Requirement: Copy every entry word for word. Skip the pictures.

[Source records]

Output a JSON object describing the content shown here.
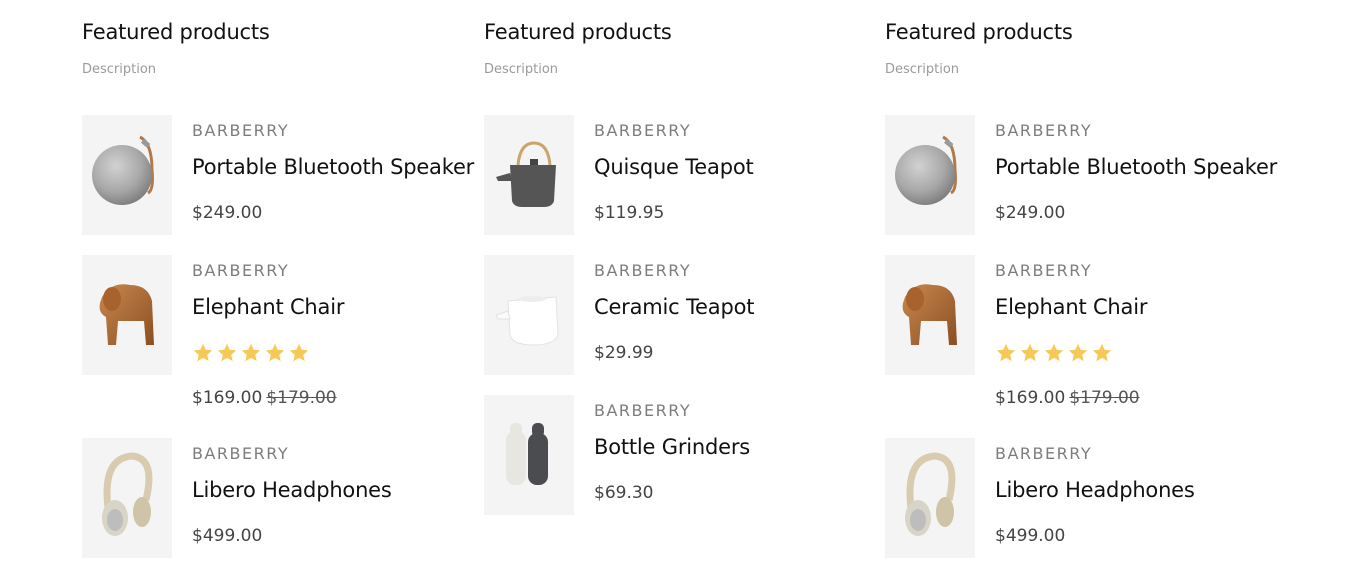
{
  "columns": [
    {
      "title": "Featured products",
      "description": "Description",
      "products": [
        {
          "brand": "BARBERRY",
          "name": "Portable Bluetooth Speaker",
          "price": "$249.00",
          "image": "speaker-image"
        },
        {
          "brand": "BARBERRY",
          "name": "Elephant Chair",
          "price": "$169.00",
          "old_price": "$179.00",
          "rating": 5,
          "image": "elephant-chair-image"
        },
        {
          "brand": "BARBERRY",
          "name": "Libero Headphones",
          "price": "$499.00",
          "image": "headphones-image"
        }
      ]
    },
    {
      "title": "Featured products",
      "description": "Description",
      "products": [
        {
          "brand": "BARBERRY",
          "name": "Quisque Teapot",
          "price": "$119.95",
          "image": "dark-teapot-image"
        },
        {
          "brand": "BARBERRY",
          "name": "Ceramic Teapot",
          "price": "$29.99",
          "image": "white-teapot-image"
        },
        {
          "brand": "BARBERRY",
          "name": "Bottle Grinders",
          "price": "$69.30",
          "image": "grinders-image"
        }
      ]
    },
    {
      "title": "Featured products",
      "description": "Description",
      "products": [
        {
          "brand": "BARBERRY",
          "name": "Portable Bluetooth Speaker",
          "price": "$249.00",
          "image": "speaker-image"
        },
        {
          "brand": "BARBERRY",
          "name": "Elephant Chair",
          "price": "$169.00",
          "old_price": "$179.00",
          "rating": 5,
          "image": "elephant-chair-image"
        },
        {
          "brand": "BARBERRY",
          "name": "Libero Headphones",
          "price": "$499.00",
          "image": "headphones-image"
        }
      ]
    }
  ],
  "colors": {
    "star": "#f6c957",
    "text": "#111111",
    "muted": "#9a9a9a",
    "thumb_bg": "#f4f4f4"
  }
}
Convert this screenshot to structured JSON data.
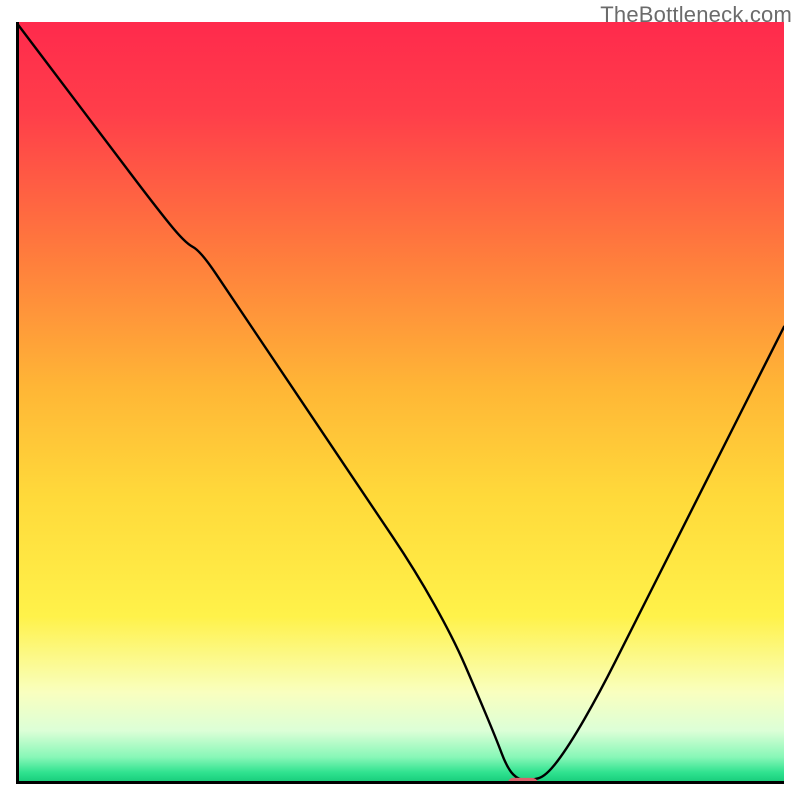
{
  "attribution": "TheBottleneck.com",
  "chart_data": {
    "type": "line",
    "title": "",
    "xlabel": "",
    "ylabel": "",
    "xlim": [
      0,
      100
    ],
    "ylim": [
      0,
      100
    ],
    "grid": false,
    "legend": false,
    "background_gradient_stops": [
      {
        "pos": 0.0,
        "color": "#ff2a4c"
      },
      {
        "pos": 0.12,
        "color": "#ff3e4a"
      },
      {
        "pos": 0.3,
        "color": "#ff7a3d"
      },
      {
        "pos": 0.48,
        "color": "#ffb636"
      },
      {
        "pos": 0.62,
        "color": "#ffd93a"
      },
      {
        "pos": 0.78,
        "color": "#fff24a"
      },
      {
        "pos": 0.88,
        "color": "#f9ffbf"
      },
      {
        "pos": 0.93,
        "color": "#dcffd7"
      },
      {
        "pos": 0.965,
        "color": "#87f7b7"
      },
      {
        "pos": 0.985,
        "color": "#2fe28f"
      },
      {
        "pos": 1.0,
        "color": "#12c877"
      }
    ],
    "series": [
      {
        "name": "bottleneck-curve",
        "color": "#000000",
        "x": [
          0,
          6,
          12,
          18,
          22,
          24,
          28,
          34,
          40,
          46,
          52,
          57,
          60,
          62.5,
          64,
          65.5,
          67,
          69,
          72,
          76,
          80,
          84,
          88,
          92,
          96,
          100
        ],
        "y": [
          100,
          92,
          84,
          76,
          71,
          70,
          64,
          55,
          46,
          37,
          28,
          19,
          12,
          6,
          2,
          0.5,
          0.5,
          1,
          5,
          12,
          20,
          28,
          36,
          44,
          52,
          60
        ]
      }
    ],
    "marker": {
      "label": "optimal-marker",
      "x": 66,
      "y": 0,
      "width_pct": 4.0,
      "height_pct": 1.6,
      "color": "#d9626c"
    },
    "axis_color": "#000000"
  }
}
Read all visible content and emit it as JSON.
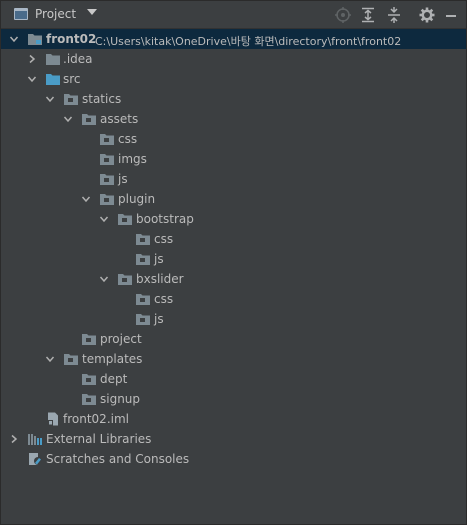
{
  "toolbar": {
    "title": "Project",
    "icons": [
      "locate-icon",
      "expand-all-icon",
      "collapse-all-icon",
      "settings-gear-icon",
      "hide-icon"
    ]
  },
  "colors": {
    "background": "#3c3f41",
    "selection": "#0d293e",
    "folder": "#7d8a92",
    "source_folder": "#4a9cc7",
    "text": "#bbbbbb"
  },
  "tree": {
    "root": {
      "name": "front02",
      "path": "C:\\Users\\kitak\\OneDrive\\바탕 화면\\directory\\front\\front02"
    },
    "idea": ".idea",
    "src": "src",
    "statics": "statics",
    "assets": "assets",
    "assets_css": "css",
    "assets_imgs": "imgs",
    "assets_js": "js",
    "plugin": "plugin",
    "bootstrap": "bootstrap",
    "bootstrap_css": "css",
    "bootstrap_js": "js",
    "bxslider": "bxslider",
    "bxslider_css": "css",
    "bxslider_js": "js",
    "project": "project",
    "templates": "templates",
    "dept": "dept",
    "signup": "signup",
    "iml": "front02.iml",
    "external_libraries": "External Libraries",
    "scratches": "Scratches and Consoles"
  }
}
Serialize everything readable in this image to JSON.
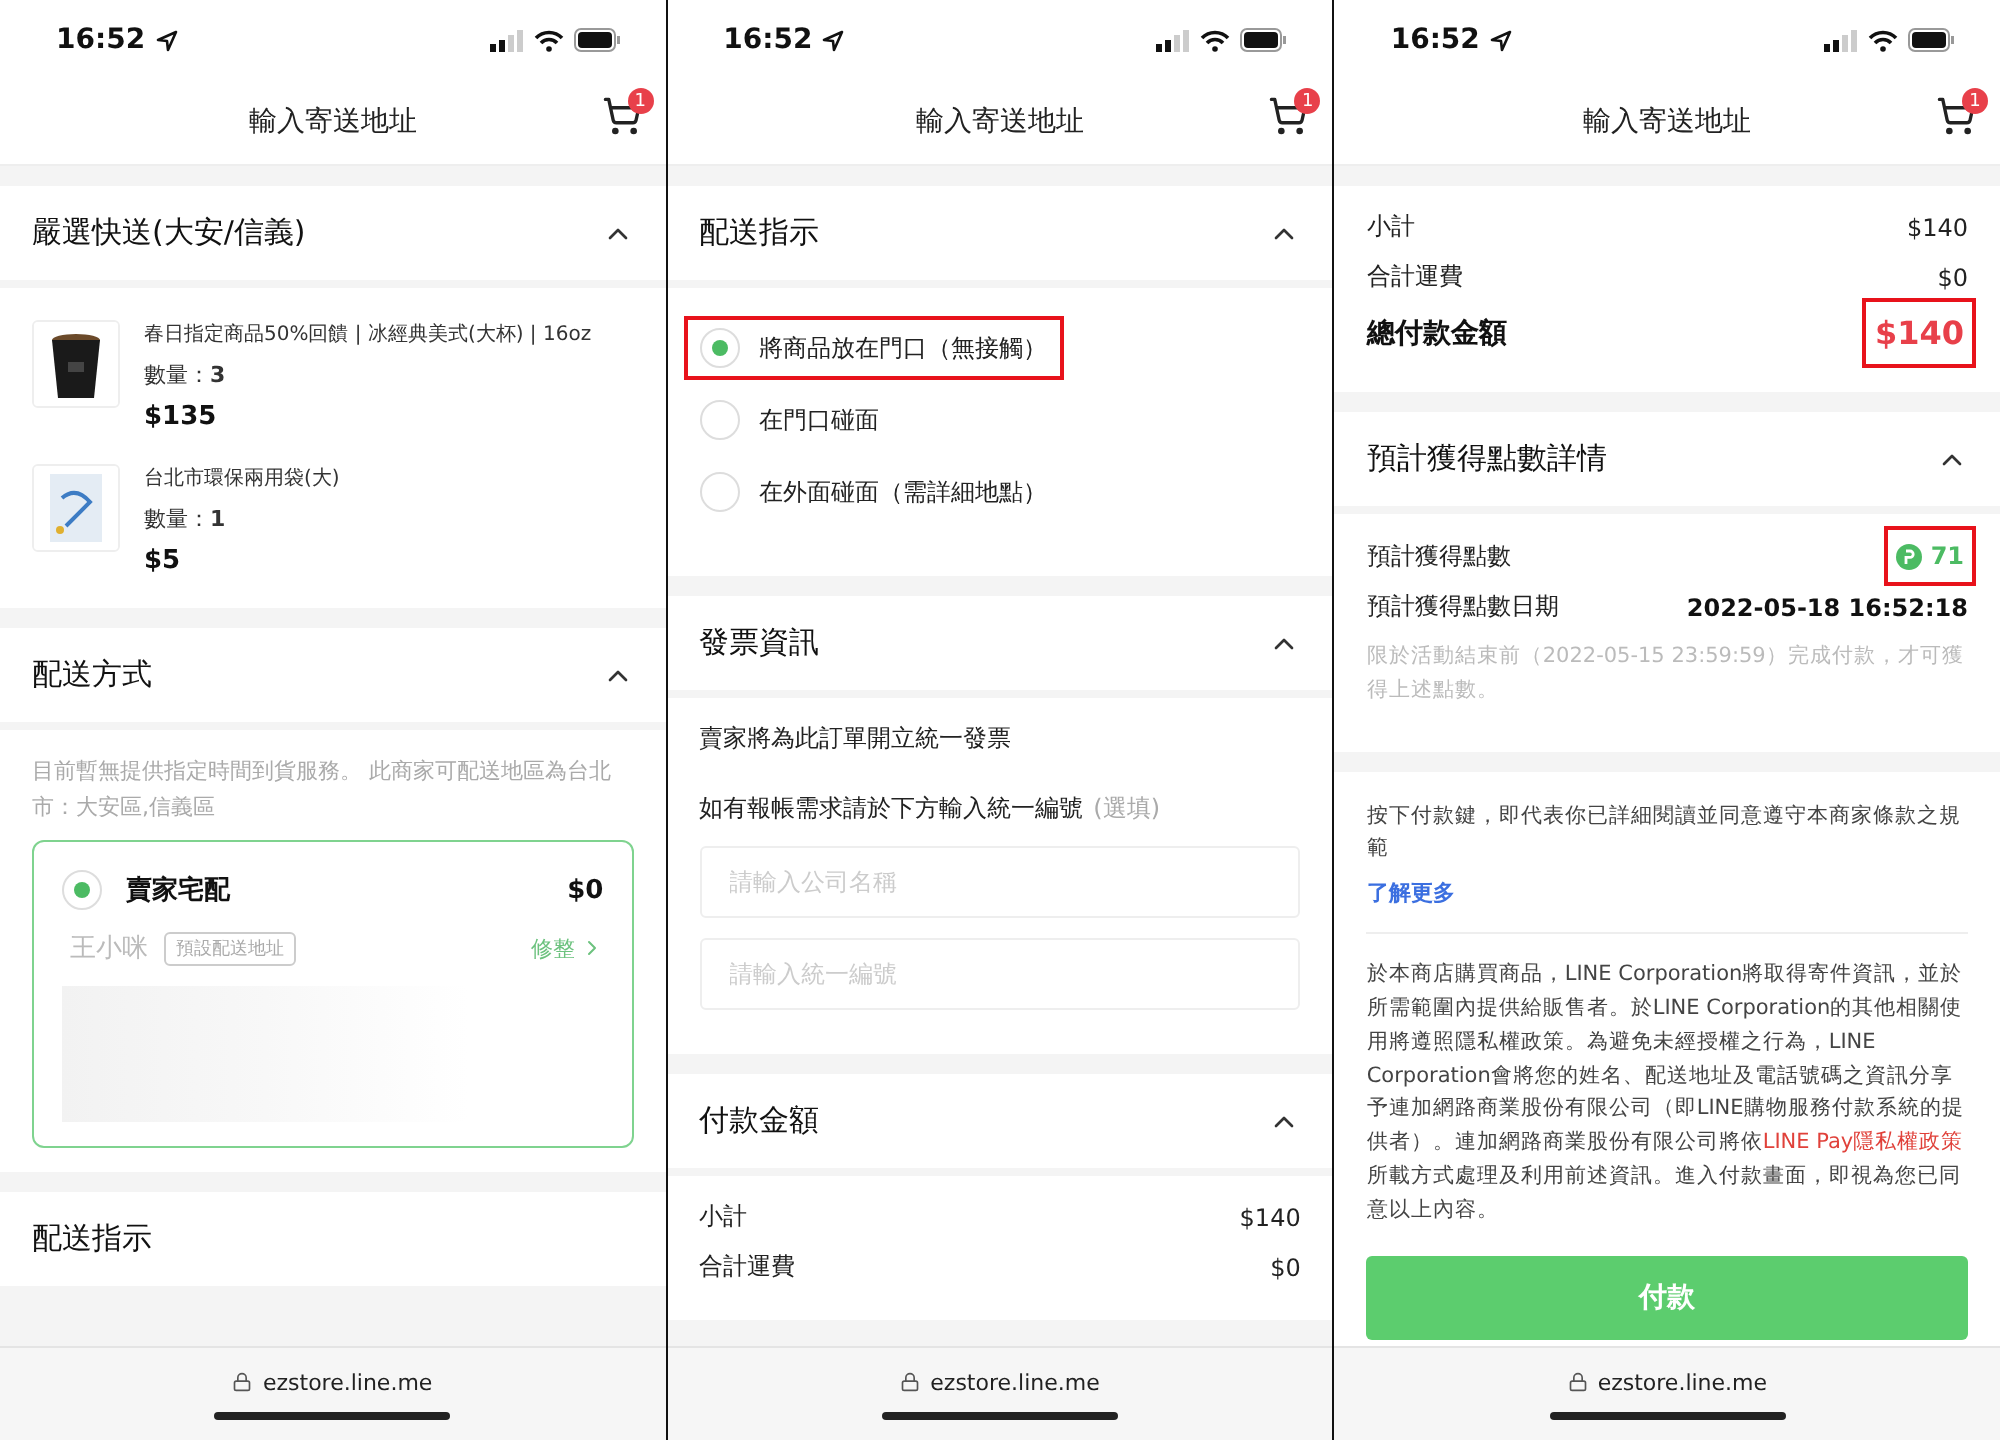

Answer to this problem:
Output a JSON object describing the content shown here.
{
  "columns": [
    {
      "title": "Featured products",
      "description": "Description",
      "products": [
        {
          "brand": "BARBERRY",
          "name": "Portable Bluetooth Speaker",
          "price": "$249.00",
          "image": "speaker-image"
        },
        {
          "brand": "BARBERRY",
          "name": "Elephant Chair",
          "price": "$169.00",
          "old_price": "$179.00",
          "rating": 5,
          "image": "elephant-chair-image"
        },
        {
          "brand": "BARBERRY",
          "name": "Libero Headphones",
          "price": "$499.00",
          "image": "headphones-image"
        }
      ]
    },
    {
      "title": "Featured products",
      "description": "Description",
      "products": [
        {
          "brand": "BARBERRY",
          "name": "Quisque Teapot",
          "price": "$119.95",
          "image": "dark-teapot-image"
        },
        {
          "brand": "BARBERRY",
          "name": "Ceramic Teapot",
          "price": "$29.99",
          "image": "white-teapot-image"
        },
        {
          "brand": "BARBERRY",
          "name": "Bottle Grinders",
          "price": "$69.30",
          "image": "grinders-image"
        }
      ]
    },
    {
      "title": "Featured products",
      "description": "Description",
      "products": [
        {
          "brand": "BARBERRY",
          "name": "Portable Bluetooth Speaker",
          "price": "$249.00",
          "image": "speaker-image"
        },
        {
          "brand": "BARBERRY",
          "name": "Elephant Chair",
          "price": "$169.00",
          "old_price": "$179.00",
          "rating": 5,
          "image": "elephant-chair-image"
        },
        {
          "brand": "BARBERRY",
          "name": "Libero Headphones",
          "price": "$499.00",
          "image": "headphones-image"
        }
      ]
    }
  ],
  "colors": {
    "star": "#f6c957",
    "text": "#111111",
    "muted": "#9a9a9a",
    "thumb_bg": "#f4f4f4"
  }
}
Convert this screenshot to structured JSON data.
{
  "attribution": "TheBottleneck.com",
  "chart_data": {
    "type": "line",
    "title": "",
    "xlabel": "",
    "ylabel": "",
    "xlim": [
      0,
      100
    ],
    "ylim": [
      0,
      100
    ],
    "grid": false,
    "legend": false,
    "background_gradient_stops": [
      {
        "pos": 0.0,
        "color": "#ff2a4c"
      },
      {
        "pos": 0.12,
        "color": "#ff3e4a"
      },
      {
        "pos": 0.3,
        "color": "#ff7a3d"
      },
      {
        "pos": 0.48,
        "color": "#ffb636"
      },
      {
        "pos": 0.62,
        "color": "#ffd93a"
      },
      {
        "pos": 0.78,
        "color": "#fff24a"
      },
      {
        "pos": 0.88,
        "color": "#f9ffbf"
      },
      {
        "pos": 0.93,
        "color": "#dcffd7"
      },
      {
        "pos": 0.965,
        "color": "#87f7b7"
      },
      {
        "pos": 0.985,
        "color": "#2fe28f"
      },
      {
        "pos": 1.0,
        "color": "#12c877"
      }
    ],
    "series": [
      {
        "name": "bottleneck-curve",
        "color": "#000000",
        "x": [
          0,
          6,
          12,
          18,
          22,
          24,
          28,
          34,
          40,
          46,
          52,
          57,
          60,
          62.5,
          64,
          65.5,
          67,
          69,
          72,
          76,
          80,
          84,
          88,
          92,
          96,
          100
        ],
        "y": [
          100,
          92,
          84,
          76,
          71,
          70,
          64,
          55,
          46,
          37,
          28,
          19,
          12,
          6,
          2,
          0.5,
          0.5,
          1,
          5,
          12,
          20,
          28,
          36,
          44,
          52,
          60
        ]
      }
    ],
    "marker": {
      "label": "optimal-marker",
      "x": 66,
      "y": 0,
      "width_pct": 4.0,
      "height_pct": 1.6,
      "color": "#d9626c"
    },
    "axis_color": "#000000"
  }
}
Read all visible content and emit it as JSON.
{
  "toolbar": {
    "title": "Project",
    "icons": [
      "locate-icon",
      "expand-all-icon",
      "collapse-all-icon",
      "settings-gear-icon",
      "hide-icon"
    ]
  },
  "colors": {
    "background": "#3c3f41",
    "selection": "#0d293e",
    "folder": "#7d8a92",
    "source_folder": "#4a9cc7",
    "text": "#bbbbbb"
  },
  "tree": {
    "root": {
      "name": "front02",
      "path": "C:\\Users\\kitak\\OneDrive\\바탕 화면\\directory\\front\\front02"
    },
    "idea": ".idea",
    "src": "src",
    "statics": "statics",
    "assets": "assets",
    "assets_css": "css",
    "assets_imgs": "imgs",
    "assets_js": "js",
    "plugin": "plugin",
    "bootstrap": "bootstrap",
    "bootstrap_css": "css",
    "bootstrap_js": "js",
    "bxslider": "bxslider",
    "bxslider_css": "css",
    "bxslider_js": "js",
    "project": "project",
    "templates": "templates",
    "dept": "dept",
    "signup": "signup",
    "iml": "front02.iml",
    "external_libraries": "External Libraries",
    "scratches": "Scratches and Consoles"
  }
}
Serialize everything readable in this image to JSON.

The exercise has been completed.